## start Entries supplied

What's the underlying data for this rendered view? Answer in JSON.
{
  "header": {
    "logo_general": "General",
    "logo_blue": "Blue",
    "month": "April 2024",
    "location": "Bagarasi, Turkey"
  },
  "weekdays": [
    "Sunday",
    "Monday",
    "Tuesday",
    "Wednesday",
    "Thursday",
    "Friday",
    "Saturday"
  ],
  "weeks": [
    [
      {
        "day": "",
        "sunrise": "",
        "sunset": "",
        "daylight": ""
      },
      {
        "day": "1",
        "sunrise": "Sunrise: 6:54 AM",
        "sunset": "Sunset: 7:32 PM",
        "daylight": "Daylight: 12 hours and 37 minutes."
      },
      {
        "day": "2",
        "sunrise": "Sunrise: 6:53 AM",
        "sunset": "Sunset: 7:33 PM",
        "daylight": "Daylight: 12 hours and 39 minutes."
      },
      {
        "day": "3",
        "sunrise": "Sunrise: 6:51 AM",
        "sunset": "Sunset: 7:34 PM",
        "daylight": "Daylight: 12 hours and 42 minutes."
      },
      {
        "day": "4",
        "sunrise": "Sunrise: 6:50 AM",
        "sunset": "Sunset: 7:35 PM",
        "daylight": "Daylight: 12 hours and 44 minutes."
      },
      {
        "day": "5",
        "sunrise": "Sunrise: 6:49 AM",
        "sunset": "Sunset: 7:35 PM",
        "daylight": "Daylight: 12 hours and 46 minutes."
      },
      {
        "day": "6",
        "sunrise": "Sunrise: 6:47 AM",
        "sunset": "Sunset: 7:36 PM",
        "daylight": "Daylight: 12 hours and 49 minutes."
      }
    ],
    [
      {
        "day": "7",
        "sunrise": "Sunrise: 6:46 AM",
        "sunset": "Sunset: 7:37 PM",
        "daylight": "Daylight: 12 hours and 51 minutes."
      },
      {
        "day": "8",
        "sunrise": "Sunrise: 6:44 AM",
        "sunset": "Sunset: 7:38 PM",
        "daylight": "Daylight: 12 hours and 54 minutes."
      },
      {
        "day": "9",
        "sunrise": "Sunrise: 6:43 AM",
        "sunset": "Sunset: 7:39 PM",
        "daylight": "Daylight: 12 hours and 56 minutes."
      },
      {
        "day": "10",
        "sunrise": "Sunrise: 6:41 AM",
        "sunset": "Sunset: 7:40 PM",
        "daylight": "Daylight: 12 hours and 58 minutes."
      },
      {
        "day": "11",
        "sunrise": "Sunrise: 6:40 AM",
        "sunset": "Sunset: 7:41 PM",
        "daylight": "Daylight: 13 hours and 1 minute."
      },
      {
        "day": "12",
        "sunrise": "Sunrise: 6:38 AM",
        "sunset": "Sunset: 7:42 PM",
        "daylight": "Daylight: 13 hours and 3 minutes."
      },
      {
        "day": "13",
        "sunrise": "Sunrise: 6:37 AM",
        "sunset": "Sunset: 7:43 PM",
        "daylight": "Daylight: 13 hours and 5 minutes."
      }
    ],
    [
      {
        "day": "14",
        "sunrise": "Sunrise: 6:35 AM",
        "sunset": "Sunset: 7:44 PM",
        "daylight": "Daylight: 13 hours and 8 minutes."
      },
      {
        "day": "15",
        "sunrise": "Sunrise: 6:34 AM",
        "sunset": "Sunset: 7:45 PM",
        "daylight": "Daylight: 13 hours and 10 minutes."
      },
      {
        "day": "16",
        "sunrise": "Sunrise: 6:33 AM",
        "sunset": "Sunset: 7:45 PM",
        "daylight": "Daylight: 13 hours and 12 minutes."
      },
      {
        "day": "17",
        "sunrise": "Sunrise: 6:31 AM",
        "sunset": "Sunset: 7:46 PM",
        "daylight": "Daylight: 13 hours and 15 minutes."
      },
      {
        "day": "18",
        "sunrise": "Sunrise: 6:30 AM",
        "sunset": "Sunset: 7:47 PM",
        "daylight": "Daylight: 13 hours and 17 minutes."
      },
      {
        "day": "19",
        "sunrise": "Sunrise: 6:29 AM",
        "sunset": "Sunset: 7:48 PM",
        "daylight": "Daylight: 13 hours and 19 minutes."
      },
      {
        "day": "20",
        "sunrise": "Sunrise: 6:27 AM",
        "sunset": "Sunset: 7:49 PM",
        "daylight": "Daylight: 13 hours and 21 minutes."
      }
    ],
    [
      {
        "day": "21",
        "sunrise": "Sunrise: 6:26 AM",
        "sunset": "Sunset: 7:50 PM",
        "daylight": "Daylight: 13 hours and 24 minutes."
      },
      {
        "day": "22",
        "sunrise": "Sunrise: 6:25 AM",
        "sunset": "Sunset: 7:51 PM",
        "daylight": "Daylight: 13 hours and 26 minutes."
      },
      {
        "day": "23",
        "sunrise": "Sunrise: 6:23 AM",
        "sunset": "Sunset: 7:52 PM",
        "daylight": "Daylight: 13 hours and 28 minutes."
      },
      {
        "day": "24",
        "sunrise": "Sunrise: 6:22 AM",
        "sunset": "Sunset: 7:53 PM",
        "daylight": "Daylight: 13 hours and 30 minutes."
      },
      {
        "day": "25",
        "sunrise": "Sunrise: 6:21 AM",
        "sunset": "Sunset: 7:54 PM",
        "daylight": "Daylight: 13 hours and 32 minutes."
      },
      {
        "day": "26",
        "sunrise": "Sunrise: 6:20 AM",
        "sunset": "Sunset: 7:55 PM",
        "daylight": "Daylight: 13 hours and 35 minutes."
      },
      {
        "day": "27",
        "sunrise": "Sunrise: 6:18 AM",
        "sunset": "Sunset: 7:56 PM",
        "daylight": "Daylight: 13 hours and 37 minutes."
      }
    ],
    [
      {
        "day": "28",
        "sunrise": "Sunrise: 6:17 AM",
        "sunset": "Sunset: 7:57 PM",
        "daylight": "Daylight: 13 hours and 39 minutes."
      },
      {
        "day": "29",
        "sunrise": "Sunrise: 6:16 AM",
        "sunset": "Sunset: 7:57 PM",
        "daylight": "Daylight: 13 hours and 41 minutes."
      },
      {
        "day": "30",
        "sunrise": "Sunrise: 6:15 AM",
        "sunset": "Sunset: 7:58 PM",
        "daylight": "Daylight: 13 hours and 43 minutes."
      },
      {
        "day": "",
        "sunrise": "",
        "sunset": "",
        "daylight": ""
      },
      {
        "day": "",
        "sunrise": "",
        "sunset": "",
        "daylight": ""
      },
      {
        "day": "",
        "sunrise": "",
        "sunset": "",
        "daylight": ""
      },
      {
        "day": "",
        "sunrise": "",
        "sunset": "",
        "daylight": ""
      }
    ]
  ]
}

## end Entries supplied

• [To do]
Restate the data above exactly, keeping each word as it stands.

• [Worked answer]
What's the underlying data for this rendered view? Answer in JSON.
{
  "header": {
    "logo_general": "General",
    "logo_blue": "Blue",
    "month": "April 2024",
    "location": "Bagarasi, Turkey"
  },
  "weekdays": [
    "Sunday",
    "Monday",
    "Tuesday",
    "Wednesday",
    "Thursday",
    "Friday",
    "Saturday"
  ],
  "weeks": [
    [
      {
        "day": "",
        "sunrise": "",
        "sunset": "",
        "daylight": ""
      },
      {
        "day": "1",
        "sunrise": "Sunrise: 6:54 AM",
        "sunset": "Sunset: 7:32 PM",
        "daylight": "Daylight: 12 hours and 37 minutes."
      },
      {
        "day": "2",
        "sunrise": "Sunrise: 6:53 AM",
        "sunset": "Sunset: 7:33 PM",
        "daylight": "Daylight: 12 hours and 39 minutes."
      },
      {
        "day": "3",
        "sunrise": "Sunrise: 6:51 AM",
        "sunset": "Sunset: 7:34 PM",
        "daylight": "Daylight: 12 hours and 42 minutes."
      },
      {
        "day": "4",
        "sunrise": "Sunrise: 6:50 AM",
        "sunset": "Sunset: 7:35 PM",
        "daylight": "Daylight: 12 hours and 44 minutes."
      },
      {
        "day": "5",
        "sunrise": "Sunrise: 6:49 AM",
        "sunset": "Sunset: 7:35 PM",
        "daylight": "Daylight: 12 hours and 46 minutes."
      },
      {
        "day": "6",
        "sunrise": "Sunrise: 6:47 AM",
        "sunset": "Sunset: 7:36 PM",
        "daylight": "Daylight: 12 hours and 49 minutes."
      }
    ],
    [
      {
        "day": "7",
        "sunrise": "Sunrise: 6:46 AM",
        "sunset": "Sunset: 7:37 PM",
        "daylight": "Daylight: 12 hours and 51 minutes."
      },
      {
        "day": "8",
        "sunrise": "Sunrise: 6:44 AM",
        "sunset": "Sunset: 7:38 PM",
        "daylight": "Daylight: 12 hours and 54 minutes."
      },
      {
        "day": "9",
        "sunrise": "Sunrise: 6:43 AM",
        "sunset": "Sunset: 7:39 PM",
        "daylight": "Daylight: 12 hours and 56 minutes."
      },
      {
        "day": "10",
        "sunrise": "Sunrise: 6:41 AM",
        "sunset": "Sunset: 7:40 PM",
        "daylight": "Daylight: 12 hours and 58 minutes."
      },
      {
        "day": "11",
        "sunrise": "Sunrise: 6:40 AM",
        "sunset": "Sunset: 7:41 PM",
        "daylight": "Daylight: 13 hours and 1 minute."
      },
      {
        "day": "12",
        "sunrise": "Sunrise: 6:38 AM",
        "sunset": "Sunset: 7:42 PM",
        "daylight": "Daylight: 13 hours and 3 minutes."
      },
      {
        "day": "13",
        "sunrise": "Sunrise: 6:37 AM",
        "sunset": "Sunset: 7:43 PM",
        "daylight": "Daylight: 13 hours and 5 minutes."
      }
    ],
    [
      {
        "day": "14",
        "sunrise": "Sunrise: 6:35 AM",
        "sunset": "Sunset: 7:44 PM",
        "daylight": "Daylight: 13 hours and 8 minutes."
      },
      {
        "day": "15",
        "sunrise": "Sunrise: 6:34 AM",
        "sunset": "Sunset: 7:45 PM",
        "daylight": "Daylight: 13 hours and 10 minutes."
      },
      {
        "day": "16",
        "sunrise": "Sunrise: 6:33 AM",
        "sunset": "Sunset: 7:45 PM",
        "daylight": "Daylight: 13 hours and 12 minutes."
      },
      {
        "day": "17",
        "sunrise": "Sunrise: 6:31 AM",
        "sunset": "Sunset: 7:46 PM",
        "daylight": "Daylight: 13 hours and 15 minutes."
      },
      {
        "day": "18",
        "sunrise": "Sunrise: 6:30 AM",
        "sunset": "Sunset: 7:47 PM",
        "daylight": "Daylight: 13 hours and 17 minutes."
      },
      {
        "day": "19",
        "sunrise": "Sunrise: 6:29 AM",
        "sunset": "Sunset: 7:48 PM",
        "daylight": "Daylight: 13 hours and 19 minutes."
      },
      {
        "day": "20",
        "sunrise": "Sunrise: 6:27 AM",
        "sunset": "Sunset: 7:49 PM",
        "daylight": "Daylight: 13 hours and 21 minutes."
      }
    ],
    [
      {
        "day": "21",
        "sunrise": "Sunrise: 6:26 AM",
        "sunset": "Sunset: 7:50 PM",
        "daylight": "Daylight: 13 hours and 24 minutes."
      },
      {
        "day": "22",
        "sunrise": "Sunrise: 6:25 AM",
        "sunset": "Sunset: 7:51 PM",
        "daylight": "Daylight: 13 hours and 26 minutes."
      },
      {
        "day": "23",
        "sunrise": "Sunrise: 6:23 AM",
        "sunset": "Sunset: 7:52 PM",
        "daylight": "Daylight: 13 hours and 28 minutes."
      },
      {
        "day": "24",
        "sunrise": "Sunrise: 6:22 AM",
        "sunset": "Sunset: 7:53 PM",
        "daylight": "Daylight: 13 hours and 30 minutes."
      },
      {
        "day": "25",
        "sunrise": "Sunrise: 6:21 AM",
        "sunset": "Sunset: 7:54 PM",
        "daylight": "Daylight: 13 hours and 32 minutes."
      },
      {
        "day": "26",
        "sunrise": "Sunrise: 6:20 AM",
        "sunset": "Sunset: 7:55 PM",
        "daylight": "Daylight: 13 hours and 35 minutes."
      },
      {
        "day": "27",
        "sunrise": "Sunrise: 6:18 AM",
        "sunset": "Sunset: 7:56 PM",
        "daylight": "Daylight: 13 hours and 37 minutes."
      }
    ],
    [
      {
        "day": "28",
        "sunrise": "Sunrise: 6:17 AM",
        "sunset": "Sunset: 7:57 PM",
        "daylight": "Daylight: 13 hours and 39 minutes."
      },
      {
        "day": "29",
        "sunrise": "Sunrise: 6:16 AM",
        "sunset": "Sunset: 7:57 PM",
        "daylight": "Daylight: 13 hours and 41 minutes."
      },
      {
        "day": "30",
        "sunrise": "Sunrise: 6:15 AM",
        "sunset": "Sunset: 7:58 PM",
        "daylight": "Daylight: 13 hours and 43 minutes."
      },
      {
        "day": "",
        "sunrise": "",
        "sunset": "",
        "daylight": ""
      },
      {
        "day": "",
        "sunrise": "",
        "sunset": "",
        "daylight": ""
      },
      {
        "day": "",
        "sunrise": "",
        "sunset": "",
        "daylight": ""
      },
      {
        "day": "",
        "sunrise": "",
        "sunset": "",
        "daylight": ""
      }
    ]
  ]
}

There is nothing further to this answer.